— Start of Data records —

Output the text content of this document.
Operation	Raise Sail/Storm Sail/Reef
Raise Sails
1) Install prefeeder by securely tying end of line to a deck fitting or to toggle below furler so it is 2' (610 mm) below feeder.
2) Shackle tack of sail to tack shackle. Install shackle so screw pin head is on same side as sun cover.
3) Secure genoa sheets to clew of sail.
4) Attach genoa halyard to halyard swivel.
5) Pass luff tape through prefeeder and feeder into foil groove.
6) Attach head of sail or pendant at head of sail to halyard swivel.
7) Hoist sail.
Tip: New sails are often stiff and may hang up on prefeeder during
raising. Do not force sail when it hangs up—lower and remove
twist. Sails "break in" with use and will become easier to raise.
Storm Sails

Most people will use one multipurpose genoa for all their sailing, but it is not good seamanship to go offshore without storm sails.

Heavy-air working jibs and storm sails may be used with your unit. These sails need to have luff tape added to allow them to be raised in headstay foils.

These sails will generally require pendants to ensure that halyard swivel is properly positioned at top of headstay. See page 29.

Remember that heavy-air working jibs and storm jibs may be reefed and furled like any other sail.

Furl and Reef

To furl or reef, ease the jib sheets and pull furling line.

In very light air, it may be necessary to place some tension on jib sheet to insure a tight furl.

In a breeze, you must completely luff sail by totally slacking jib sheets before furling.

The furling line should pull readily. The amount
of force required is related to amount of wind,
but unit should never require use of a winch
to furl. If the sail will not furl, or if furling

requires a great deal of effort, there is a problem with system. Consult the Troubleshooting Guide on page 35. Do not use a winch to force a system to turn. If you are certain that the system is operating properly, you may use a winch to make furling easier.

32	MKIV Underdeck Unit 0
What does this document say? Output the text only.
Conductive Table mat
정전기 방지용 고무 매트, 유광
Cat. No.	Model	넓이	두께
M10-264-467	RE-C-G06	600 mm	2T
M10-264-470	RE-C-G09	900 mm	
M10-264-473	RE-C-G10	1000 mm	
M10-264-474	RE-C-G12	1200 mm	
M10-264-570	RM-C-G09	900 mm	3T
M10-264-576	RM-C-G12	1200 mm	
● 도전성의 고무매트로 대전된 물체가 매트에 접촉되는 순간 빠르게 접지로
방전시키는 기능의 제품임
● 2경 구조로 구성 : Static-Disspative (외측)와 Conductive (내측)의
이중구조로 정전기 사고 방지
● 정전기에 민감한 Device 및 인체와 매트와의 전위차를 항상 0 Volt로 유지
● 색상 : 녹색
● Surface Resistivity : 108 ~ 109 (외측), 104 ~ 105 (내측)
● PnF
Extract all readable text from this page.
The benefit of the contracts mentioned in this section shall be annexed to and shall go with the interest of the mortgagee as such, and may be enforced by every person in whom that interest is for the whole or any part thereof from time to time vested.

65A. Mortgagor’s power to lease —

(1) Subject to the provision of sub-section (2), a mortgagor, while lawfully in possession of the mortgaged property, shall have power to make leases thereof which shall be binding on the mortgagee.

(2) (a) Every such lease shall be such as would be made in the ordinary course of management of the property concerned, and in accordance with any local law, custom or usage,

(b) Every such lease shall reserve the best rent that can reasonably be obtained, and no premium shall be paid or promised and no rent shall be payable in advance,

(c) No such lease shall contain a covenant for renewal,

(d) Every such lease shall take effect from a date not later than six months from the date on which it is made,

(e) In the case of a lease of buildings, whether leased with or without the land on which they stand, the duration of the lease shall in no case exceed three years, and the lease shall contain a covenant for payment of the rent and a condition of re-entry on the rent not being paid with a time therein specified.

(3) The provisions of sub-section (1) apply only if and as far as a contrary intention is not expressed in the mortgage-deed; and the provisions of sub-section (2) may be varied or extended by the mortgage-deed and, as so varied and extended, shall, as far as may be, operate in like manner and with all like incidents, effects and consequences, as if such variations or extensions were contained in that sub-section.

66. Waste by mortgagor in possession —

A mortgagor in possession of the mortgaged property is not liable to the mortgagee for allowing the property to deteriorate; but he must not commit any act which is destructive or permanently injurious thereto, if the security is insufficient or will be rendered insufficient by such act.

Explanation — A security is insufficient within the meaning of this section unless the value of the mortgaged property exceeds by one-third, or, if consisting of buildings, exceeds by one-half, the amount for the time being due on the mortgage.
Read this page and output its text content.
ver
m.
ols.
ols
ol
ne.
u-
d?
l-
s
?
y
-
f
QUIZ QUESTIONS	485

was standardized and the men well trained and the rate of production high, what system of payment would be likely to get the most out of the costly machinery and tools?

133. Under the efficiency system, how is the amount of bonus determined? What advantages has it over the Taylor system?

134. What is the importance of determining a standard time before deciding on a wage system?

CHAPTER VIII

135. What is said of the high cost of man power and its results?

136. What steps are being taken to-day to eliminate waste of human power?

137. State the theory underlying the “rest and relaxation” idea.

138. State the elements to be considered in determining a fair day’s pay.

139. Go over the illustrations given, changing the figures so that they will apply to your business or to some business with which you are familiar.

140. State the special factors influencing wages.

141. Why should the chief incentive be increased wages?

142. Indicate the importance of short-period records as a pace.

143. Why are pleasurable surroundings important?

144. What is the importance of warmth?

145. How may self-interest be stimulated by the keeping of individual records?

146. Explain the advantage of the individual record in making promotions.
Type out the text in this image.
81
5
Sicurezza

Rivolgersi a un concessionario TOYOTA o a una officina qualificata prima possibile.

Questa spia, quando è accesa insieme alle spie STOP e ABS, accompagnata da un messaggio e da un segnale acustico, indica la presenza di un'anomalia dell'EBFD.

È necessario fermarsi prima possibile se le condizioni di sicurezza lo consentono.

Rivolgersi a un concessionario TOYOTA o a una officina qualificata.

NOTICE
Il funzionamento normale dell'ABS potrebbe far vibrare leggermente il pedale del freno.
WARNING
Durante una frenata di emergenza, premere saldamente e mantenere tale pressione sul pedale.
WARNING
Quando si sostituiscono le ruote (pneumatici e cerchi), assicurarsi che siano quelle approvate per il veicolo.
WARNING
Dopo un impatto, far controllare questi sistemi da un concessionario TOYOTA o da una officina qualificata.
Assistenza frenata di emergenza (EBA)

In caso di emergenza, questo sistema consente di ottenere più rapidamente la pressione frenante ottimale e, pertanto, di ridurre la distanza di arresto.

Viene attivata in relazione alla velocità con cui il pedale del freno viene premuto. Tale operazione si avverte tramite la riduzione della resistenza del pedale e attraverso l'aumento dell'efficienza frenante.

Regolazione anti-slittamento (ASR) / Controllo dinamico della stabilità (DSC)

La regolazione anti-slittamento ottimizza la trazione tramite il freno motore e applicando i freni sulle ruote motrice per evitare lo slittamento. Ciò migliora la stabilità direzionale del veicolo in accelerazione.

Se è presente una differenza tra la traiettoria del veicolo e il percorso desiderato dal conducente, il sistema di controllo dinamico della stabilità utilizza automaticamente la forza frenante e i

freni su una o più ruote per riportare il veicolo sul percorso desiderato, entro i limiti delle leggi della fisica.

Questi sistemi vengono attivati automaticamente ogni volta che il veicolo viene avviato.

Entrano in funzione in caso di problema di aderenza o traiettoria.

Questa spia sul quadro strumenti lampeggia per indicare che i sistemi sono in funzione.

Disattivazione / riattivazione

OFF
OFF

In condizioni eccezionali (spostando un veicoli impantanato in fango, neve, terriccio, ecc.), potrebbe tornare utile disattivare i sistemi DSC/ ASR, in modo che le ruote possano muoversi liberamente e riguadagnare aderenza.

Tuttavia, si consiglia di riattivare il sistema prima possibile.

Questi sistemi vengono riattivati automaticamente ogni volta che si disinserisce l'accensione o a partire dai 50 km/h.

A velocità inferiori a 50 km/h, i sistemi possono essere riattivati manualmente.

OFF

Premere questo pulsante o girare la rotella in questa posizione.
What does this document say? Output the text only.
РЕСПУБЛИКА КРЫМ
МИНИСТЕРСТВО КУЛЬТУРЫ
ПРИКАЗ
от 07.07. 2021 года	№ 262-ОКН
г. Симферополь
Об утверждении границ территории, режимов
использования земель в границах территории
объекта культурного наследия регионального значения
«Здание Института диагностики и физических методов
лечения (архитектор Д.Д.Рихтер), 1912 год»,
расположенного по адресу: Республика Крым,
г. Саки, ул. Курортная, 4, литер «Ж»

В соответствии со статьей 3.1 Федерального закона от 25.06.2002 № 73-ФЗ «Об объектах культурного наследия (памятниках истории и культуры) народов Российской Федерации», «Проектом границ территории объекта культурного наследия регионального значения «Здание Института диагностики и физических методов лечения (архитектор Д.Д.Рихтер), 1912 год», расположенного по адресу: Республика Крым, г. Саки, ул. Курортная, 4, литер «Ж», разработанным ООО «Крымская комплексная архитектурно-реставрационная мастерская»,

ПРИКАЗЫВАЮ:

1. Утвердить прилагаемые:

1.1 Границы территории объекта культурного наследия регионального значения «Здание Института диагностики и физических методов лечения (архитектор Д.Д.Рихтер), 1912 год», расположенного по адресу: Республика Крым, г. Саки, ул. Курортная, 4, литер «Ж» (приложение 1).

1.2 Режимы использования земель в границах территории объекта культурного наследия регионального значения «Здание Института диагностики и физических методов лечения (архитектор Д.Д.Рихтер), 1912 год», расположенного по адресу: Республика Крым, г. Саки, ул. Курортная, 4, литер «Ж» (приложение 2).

— End of Data records —

What you will do: Above are lines of data; state how many of them contain the word "shall", with no other output.

Task response: 8